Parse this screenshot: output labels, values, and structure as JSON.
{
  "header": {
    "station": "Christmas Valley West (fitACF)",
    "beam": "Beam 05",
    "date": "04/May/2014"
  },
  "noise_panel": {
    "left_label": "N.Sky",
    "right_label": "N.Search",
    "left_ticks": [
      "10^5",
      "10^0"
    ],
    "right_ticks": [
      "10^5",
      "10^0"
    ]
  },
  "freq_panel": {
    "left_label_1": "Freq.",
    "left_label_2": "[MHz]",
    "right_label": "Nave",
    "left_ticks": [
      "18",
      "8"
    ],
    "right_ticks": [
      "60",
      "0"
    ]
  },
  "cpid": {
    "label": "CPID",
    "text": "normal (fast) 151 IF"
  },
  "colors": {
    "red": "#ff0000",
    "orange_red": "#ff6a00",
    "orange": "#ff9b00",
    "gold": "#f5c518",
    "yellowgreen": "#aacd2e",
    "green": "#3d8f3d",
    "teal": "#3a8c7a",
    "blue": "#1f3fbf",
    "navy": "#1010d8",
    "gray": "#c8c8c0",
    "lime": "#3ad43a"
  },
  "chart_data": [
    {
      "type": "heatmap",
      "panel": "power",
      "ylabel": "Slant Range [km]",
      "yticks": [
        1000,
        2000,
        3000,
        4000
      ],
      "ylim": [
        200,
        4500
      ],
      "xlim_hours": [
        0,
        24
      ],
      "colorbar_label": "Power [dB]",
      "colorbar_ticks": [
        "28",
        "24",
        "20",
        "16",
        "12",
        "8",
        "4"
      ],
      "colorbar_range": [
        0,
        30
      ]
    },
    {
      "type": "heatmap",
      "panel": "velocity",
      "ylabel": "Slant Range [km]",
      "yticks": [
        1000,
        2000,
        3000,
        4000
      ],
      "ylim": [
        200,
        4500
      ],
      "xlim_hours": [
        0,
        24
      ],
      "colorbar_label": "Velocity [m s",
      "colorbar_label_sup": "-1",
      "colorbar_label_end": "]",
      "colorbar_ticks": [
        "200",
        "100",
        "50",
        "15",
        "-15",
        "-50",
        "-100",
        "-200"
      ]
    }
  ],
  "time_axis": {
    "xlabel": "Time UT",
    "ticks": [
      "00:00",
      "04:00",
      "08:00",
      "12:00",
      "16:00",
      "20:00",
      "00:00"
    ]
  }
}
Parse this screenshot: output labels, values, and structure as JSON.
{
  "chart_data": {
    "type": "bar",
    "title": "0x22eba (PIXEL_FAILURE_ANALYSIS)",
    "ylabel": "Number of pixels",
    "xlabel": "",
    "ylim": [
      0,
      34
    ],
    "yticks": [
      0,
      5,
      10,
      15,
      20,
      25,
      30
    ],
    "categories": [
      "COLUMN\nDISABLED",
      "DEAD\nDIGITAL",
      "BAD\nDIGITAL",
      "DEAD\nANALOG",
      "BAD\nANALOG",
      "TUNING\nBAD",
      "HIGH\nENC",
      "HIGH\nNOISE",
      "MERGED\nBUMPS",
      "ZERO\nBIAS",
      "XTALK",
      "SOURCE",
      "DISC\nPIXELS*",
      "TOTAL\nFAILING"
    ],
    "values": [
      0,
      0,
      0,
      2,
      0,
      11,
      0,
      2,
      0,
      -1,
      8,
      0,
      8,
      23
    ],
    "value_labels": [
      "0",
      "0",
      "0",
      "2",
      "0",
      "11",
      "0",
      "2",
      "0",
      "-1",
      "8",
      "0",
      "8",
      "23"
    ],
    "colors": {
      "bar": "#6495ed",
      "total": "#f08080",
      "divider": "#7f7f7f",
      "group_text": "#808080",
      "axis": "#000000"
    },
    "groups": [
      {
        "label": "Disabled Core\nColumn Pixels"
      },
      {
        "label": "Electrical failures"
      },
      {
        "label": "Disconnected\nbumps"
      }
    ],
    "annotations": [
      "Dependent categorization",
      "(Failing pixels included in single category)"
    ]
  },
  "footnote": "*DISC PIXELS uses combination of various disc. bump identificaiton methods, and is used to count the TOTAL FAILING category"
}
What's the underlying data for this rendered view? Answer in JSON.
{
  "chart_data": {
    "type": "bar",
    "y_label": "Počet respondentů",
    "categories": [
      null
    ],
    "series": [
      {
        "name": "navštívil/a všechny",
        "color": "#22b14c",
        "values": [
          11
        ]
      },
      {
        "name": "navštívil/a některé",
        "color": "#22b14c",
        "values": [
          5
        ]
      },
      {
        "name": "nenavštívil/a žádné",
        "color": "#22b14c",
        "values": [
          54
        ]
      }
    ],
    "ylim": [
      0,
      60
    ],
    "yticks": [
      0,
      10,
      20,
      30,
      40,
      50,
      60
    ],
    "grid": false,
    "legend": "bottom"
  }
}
□ □ □ □
_Stated exercise_:
Please give back all of the records exactly as written.

_Exercise result_:
Parse this screenshot: output labels, values, and structure as JSON.
{
  "header": {
    "station": "Christmas Valley West (fitACF)",
    "beam": "Beam 05",
    "date": "04/May/2014"
  },
  "noise_panel": {
    "left_label": "N.Sky",
    "right_label": "N.Search",
    "left_ticks": [
      "10^5",
      "10^0"
    ],
    "right_ticks": [
      "10^5",
      "10^0"
    ]
  },
  "freq_panel": {
    "left_label_1": "Freq.",
    "left_label_2": "[MHz]",
    "right_label": "Nave",
    "left_ticks": [
      "18",
      "8"
    ],
    "right_ticks": [
      "60",
      "0"
    ]
  },
  "cpid": {
    "label": "CPID",
    "text": "normal (fast) 151 IF"
  },
  "colors": {
    "red": "#ff0000",
    "orange_red": "#ff6a00",
    "orange": "#ff9b00",
    "gold": "#f5c518",
    "yellowgreen": "#aacd2e",
    "green": "#3d8f3d",
    "teal": "#3a8c7a",
    "blue": "#1f3fbf",
    "navy": "#1010d8",
    "gray": "#c8c8c0",
    "lime": "#3ad43a"
  },
  "chart_data": [
    {
      "type": "heatmap",
      "panel": "power",
      "ylabel": "Slant Range [km]",
      "yticks": [
        1000,
        2000,
        3000,
        4000
      ],
      "ylim": [
        200,
        4500
      ],
      "xlim_hours": [
        0,
        24
      ],
      "colorbar_label": "Power [dB]",
      "colorbar_ticks": [
        "28",
        "24",
        "20",
        "16",
        "12",
        "8",
        "4"
      ],
      "colorbar_range": [
        0,
        30
      ]
    },
    {
      "type": "heatmap",
      "panel": "velocity",
      "ylabel": "Slant Range [km]",
      "yticks": [
        1000,
        2000,
        3000,
        4000
      ],
      "ylim": [
        200,
        4500
      ],
      "xlim_hours": [
        0,
        24
      ],
      "colorbar_label": "Velocity [m s",
      "colorbar_label_sup": "-1",
      "colorbar_label_end": "]",
      "colorbar_ticks": [
        "200",
        "100",
        "50",
        "15",
        "-15",
        "-50",
        "-100",
        "-200"
      ]
    }
  ],
  "time_axis": {
    "xlabel": "Time UT",
    "ticks": [
      "00:00",
      "04:00",
      "08:00",
      "12:00",
      "16:00",
      "20:00",
      "00:00"
    ]
  }
}
Parse this screenshot: output labels, values, and structure as JSON.
{
  "chart_data": {
    "type": "bar",
    "title": "0x22eba (PIXEL_FAILURE_ANALYSIS)",
    "ylabel": "Number of pixels",
    "xlabel": "",
    "ylim": [
      0,
      34
    ],
    "yticks": [
      0,
      5,
      10,
      15,
      20,
      25,
      30
    ],
    "categories": [
      "COLUMN\nDISABLED",
      "DEAD\nDIGITAL",
      "BAD\nDIGITAL",
      "DEAD\nANALOG",
      "BAD\nANALOG",
      "TUNING\nBAD",
      "HIGH\nENC",
      "HIGH\nNOISE",
      "MERGED\nBUMPS",
      "ZERO\nBIAS",
      "XTALK",
      "SOURCE",
      "DISC\nPIXELS*",
      "TOTAL\nFAILING"
    ],
    "values": [
      0,
      0,
      0,
      2,
      0,
      11,
      0,
      2,
      0,
      -1,
      8,
      0,
      8,
      23
    ],
    "value_labels": [
      "0",
      "0",
      "0",
      "2",
      "0",
      "11",
      "0",
      "2",
      "0",
      "-1",
      "8",
      "0",
      "8",
      "23"
    ],
    "colors": {
      "bar": "#6495ed",
      "total": "#f08080",
      "divider": "#7f7f7f",
      "group_text": "#808080",
      "axis": "#000000"
    },
    "groups": [
      {
        "label": "Disabled Core\nColumn Pixels"
      },
      {
        "label": "Electrical failures"
      },
      {
        "label": "Disconnected\nbumps"
      }
    ],
    "annotations": [
      "Dependent categorization",
      "(Failing pixels included in single category)"
    ]
  },
  "footnote": "*DISC PIXELS uses combination of various disc. bump identificaiton methods, and is used to count the TOTAL FAILING category"
}
What's the underlying data for this rendered view? Answer in JSON.
{
  "chart_data": {
    "type": "bar",
    "y_label": "Počet respondentů",
    "categories": [
      null
    ],
    "series": [
      {
        "name": "navštívil/a všechny",
        "color": "#22b14c",
        "values": [
          11
        ]
      },
      {
        "name": "navštívil/a některé",
        "color": "#22b14c",
        "values": [
          5
        ]
      },
      {
        "name": "nenavštívil/a žádné",
        "color": "#22b14c",
        "values": [
          54
        ]
      }
    ],
    "ylim": [
      0,
      60
    ],
    "yticks": [
      0,
      10,
      20,
      30,
      40,
      50,
      60
    ],
    "grid": false,
    "legend": "bottom"
  }
}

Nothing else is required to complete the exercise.